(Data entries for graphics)

┌──

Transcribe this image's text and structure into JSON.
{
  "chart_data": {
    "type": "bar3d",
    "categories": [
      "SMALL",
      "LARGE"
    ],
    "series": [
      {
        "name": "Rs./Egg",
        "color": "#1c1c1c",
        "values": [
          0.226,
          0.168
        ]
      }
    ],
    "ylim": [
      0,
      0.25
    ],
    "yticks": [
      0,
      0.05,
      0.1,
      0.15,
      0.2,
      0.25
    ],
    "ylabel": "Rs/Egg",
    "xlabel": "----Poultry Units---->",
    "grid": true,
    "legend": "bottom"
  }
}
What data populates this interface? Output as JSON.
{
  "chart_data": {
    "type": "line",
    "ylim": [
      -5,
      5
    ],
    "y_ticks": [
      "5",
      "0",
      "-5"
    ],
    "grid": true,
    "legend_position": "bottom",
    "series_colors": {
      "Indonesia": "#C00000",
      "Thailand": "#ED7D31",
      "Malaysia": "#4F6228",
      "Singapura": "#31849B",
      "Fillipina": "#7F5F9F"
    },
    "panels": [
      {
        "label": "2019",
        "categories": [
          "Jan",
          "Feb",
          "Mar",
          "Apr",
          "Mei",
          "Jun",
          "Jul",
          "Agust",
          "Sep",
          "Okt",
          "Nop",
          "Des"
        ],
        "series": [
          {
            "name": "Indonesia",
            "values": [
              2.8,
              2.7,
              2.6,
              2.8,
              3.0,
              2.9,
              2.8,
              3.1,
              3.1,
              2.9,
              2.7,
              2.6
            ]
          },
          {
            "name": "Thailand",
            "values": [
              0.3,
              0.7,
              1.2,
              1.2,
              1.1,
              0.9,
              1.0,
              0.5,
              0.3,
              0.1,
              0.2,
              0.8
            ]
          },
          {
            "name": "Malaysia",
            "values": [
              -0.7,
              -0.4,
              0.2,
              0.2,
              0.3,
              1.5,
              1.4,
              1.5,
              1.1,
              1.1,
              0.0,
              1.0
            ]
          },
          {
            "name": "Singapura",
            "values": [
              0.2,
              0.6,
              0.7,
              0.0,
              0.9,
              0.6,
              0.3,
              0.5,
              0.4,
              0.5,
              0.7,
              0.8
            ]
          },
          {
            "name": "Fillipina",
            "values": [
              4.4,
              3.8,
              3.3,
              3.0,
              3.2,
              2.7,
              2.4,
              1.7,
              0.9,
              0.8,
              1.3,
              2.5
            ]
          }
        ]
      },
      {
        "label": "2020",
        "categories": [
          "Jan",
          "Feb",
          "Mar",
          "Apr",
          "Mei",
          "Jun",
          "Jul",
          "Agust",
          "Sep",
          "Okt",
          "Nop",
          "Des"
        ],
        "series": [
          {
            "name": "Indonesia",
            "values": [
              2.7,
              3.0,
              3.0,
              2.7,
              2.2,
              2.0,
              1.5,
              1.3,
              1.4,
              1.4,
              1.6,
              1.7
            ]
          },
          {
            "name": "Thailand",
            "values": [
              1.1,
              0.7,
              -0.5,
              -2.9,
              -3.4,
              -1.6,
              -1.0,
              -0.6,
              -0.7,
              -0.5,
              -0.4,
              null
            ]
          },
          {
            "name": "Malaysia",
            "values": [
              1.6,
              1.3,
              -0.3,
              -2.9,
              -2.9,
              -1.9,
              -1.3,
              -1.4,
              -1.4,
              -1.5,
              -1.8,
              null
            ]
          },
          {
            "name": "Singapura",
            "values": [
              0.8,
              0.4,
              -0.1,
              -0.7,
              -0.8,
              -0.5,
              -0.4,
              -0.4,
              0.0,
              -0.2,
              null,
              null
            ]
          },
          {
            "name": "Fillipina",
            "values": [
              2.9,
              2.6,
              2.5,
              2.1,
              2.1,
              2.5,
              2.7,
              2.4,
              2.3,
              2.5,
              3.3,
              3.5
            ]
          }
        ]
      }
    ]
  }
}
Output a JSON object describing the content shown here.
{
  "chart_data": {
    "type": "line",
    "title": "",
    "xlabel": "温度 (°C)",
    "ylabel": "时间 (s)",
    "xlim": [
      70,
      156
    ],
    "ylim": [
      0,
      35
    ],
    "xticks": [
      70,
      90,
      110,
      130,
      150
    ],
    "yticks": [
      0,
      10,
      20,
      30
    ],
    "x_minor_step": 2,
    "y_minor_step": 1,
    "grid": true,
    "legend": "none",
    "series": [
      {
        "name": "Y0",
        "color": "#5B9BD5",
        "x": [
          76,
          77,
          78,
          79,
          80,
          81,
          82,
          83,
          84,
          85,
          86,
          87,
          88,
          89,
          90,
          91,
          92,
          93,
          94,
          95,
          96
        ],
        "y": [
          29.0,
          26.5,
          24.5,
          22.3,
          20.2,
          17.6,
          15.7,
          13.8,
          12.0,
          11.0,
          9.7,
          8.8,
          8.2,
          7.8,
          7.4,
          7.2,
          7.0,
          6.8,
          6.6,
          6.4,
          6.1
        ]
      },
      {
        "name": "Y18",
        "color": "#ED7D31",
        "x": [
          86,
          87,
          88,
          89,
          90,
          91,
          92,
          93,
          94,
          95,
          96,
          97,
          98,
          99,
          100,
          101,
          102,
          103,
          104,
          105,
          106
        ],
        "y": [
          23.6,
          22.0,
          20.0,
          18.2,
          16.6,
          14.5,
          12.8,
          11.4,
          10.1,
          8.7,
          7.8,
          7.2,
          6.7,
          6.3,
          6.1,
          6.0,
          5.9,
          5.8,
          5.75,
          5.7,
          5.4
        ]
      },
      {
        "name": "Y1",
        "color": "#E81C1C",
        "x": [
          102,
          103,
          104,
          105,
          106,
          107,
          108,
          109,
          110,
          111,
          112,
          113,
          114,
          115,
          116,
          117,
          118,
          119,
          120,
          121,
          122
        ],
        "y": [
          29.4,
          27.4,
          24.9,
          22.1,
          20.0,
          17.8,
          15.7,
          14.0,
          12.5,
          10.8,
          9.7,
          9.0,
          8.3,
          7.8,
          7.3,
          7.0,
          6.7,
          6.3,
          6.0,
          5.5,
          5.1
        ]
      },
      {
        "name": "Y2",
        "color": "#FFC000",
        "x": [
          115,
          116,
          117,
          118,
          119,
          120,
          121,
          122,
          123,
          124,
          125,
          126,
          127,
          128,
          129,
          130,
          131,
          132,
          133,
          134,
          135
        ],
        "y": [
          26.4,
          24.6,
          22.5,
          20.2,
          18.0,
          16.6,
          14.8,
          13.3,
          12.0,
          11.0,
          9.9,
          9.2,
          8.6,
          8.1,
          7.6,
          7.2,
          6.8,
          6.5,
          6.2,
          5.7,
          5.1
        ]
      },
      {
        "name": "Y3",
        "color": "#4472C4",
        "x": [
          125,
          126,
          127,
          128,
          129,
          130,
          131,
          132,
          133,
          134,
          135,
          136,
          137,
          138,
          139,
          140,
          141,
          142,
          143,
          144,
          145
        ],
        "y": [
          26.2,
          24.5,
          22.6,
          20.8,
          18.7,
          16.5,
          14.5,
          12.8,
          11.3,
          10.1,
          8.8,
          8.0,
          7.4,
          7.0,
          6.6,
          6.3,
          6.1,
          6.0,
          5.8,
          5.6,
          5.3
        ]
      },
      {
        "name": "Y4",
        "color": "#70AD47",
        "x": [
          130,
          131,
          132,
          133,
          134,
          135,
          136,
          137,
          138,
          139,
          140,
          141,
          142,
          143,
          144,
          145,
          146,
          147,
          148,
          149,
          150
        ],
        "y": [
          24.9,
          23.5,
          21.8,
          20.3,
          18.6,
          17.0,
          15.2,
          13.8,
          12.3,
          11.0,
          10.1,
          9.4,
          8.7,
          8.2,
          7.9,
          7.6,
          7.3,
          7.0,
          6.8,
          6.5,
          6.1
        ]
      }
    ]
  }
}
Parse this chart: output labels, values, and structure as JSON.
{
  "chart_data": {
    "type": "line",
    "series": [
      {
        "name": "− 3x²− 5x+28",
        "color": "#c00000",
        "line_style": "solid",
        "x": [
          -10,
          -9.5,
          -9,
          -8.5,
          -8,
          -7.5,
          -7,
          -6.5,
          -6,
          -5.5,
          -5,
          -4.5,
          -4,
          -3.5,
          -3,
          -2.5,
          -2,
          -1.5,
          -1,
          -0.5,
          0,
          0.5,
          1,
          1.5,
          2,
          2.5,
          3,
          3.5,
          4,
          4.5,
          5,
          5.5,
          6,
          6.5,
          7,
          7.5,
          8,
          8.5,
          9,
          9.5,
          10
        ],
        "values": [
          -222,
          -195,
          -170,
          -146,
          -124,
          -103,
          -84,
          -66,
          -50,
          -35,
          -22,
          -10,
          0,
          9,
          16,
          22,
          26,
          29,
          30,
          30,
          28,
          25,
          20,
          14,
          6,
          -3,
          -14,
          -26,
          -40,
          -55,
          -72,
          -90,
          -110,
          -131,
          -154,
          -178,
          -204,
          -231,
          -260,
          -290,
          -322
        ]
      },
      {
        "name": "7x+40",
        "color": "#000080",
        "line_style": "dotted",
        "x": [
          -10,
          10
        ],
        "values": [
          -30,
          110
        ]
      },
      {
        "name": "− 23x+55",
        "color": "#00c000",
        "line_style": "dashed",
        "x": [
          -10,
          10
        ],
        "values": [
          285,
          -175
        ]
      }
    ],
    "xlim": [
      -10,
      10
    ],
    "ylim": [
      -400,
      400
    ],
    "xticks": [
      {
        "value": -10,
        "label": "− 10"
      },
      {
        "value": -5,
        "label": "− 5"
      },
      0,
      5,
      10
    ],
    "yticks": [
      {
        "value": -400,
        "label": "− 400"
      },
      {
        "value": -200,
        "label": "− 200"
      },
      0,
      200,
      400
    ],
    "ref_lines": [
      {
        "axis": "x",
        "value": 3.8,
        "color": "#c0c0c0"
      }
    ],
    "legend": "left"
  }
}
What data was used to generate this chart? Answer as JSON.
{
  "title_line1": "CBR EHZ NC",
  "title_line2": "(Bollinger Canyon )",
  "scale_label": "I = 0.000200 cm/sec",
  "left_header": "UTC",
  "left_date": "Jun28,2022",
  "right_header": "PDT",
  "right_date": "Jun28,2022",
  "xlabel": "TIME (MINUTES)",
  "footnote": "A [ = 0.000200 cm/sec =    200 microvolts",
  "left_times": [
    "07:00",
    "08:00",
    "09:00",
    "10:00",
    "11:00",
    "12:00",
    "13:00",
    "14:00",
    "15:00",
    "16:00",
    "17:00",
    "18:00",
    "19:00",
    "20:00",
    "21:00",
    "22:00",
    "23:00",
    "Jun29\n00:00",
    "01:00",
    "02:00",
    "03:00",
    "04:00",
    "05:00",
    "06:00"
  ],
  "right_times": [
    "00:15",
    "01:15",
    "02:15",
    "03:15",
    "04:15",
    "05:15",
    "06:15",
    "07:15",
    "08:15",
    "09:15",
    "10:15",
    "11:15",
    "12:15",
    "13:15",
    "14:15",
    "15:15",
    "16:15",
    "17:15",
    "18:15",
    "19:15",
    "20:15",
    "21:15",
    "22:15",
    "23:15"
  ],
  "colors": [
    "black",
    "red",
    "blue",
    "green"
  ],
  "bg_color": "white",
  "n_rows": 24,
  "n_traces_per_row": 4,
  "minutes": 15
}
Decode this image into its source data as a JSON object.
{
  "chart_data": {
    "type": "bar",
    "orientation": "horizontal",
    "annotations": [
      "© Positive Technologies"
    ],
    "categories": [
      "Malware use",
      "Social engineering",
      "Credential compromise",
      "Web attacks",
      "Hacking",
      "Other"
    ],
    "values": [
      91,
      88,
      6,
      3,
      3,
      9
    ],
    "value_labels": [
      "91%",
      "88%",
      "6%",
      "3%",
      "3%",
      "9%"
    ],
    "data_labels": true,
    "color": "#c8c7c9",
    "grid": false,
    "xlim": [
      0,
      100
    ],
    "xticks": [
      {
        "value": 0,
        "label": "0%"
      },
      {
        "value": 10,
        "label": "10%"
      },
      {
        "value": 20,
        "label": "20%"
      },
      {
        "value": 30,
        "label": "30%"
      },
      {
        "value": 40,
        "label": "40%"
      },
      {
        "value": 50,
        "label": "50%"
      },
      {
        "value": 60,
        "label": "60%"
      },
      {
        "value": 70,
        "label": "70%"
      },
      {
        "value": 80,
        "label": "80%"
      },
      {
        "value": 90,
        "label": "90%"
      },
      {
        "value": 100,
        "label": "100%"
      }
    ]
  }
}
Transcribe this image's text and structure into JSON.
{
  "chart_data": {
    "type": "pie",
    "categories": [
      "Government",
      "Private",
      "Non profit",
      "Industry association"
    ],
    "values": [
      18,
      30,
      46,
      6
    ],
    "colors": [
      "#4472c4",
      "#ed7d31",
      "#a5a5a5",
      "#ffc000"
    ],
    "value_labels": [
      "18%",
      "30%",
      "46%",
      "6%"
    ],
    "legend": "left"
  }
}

└──

**What you are asked to do**
Search the lines above for the string "object" and copy each line that has it.

**Result**
Output a JSON object describing the content shown here.
Decode this image into its source data as a JSON object.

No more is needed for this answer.